### Given task
Collect each line of the records containing the string "text".

-- Start of Data provided --

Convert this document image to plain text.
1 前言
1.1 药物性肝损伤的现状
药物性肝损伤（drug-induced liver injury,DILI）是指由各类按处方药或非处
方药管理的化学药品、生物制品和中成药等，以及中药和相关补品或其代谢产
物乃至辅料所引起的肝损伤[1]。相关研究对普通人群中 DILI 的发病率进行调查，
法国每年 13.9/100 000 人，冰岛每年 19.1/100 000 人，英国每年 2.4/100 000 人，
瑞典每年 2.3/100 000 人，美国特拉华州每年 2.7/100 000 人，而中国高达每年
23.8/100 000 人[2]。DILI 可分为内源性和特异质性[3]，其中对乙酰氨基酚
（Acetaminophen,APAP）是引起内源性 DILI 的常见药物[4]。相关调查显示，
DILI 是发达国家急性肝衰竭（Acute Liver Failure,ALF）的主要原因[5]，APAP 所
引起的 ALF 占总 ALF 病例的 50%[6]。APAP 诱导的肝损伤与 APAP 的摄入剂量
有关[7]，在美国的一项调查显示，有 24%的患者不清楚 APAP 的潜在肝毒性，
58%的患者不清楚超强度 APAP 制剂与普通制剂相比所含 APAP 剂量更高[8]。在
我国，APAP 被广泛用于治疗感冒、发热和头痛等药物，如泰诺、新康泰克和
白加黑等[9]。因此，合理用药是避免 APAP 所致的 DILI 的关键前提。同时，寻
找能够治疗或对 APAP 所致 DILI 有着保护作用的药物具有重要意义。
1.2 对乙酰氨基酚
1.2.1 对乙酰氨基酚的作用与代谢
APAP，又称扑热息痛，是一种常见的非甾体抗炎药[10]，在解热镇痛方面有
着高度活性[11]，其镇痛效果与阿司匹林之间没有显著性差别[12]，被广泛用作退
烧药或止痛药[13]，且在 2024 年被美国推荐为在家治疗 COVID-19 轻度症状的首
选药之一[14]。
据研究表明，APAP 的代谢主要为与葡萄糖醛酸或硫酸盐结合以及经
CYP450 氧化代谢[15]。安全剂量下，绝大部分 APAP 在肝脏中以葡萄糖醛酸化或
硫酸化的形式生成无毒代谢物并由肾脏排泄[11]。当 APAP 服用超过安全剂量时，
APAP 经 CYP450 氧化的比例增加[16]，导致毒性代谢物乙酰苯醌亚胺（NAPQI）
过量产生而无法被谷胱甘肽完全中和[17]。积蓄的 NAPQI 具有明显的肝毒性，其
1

-- End of Data provided --
-- Start of Data provided --

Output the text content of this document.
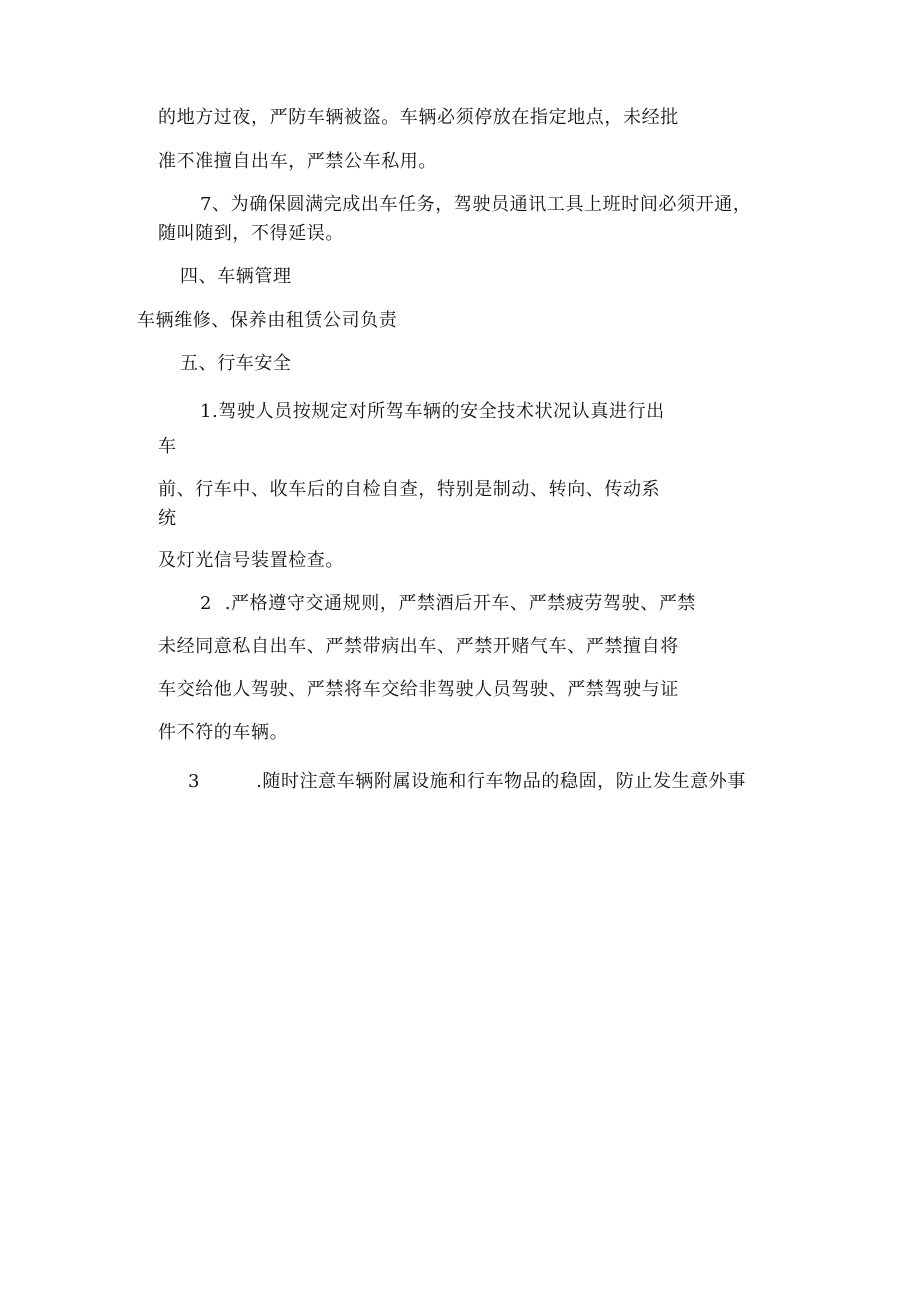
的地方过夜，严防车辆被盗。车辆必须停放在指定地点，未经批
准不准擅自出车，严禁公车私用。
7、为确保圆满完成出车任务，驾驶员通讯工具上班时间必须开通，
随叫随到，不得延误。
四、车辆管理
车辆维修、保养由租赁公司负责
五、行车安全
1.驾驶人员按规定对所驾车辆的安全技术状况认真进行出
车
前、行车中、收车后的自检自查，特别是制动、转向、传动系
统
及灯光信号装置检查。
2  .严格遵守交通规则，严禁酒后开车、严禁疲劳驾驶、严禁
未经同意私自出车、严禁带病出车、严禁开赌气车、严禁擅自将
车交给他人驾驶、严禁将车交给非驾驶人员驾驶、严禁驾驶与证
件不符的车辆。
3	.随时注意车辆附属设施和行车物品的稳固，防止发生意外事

-- End of Data provided --

### Response below
Convert this document image to plain text.
Output the text content of this document.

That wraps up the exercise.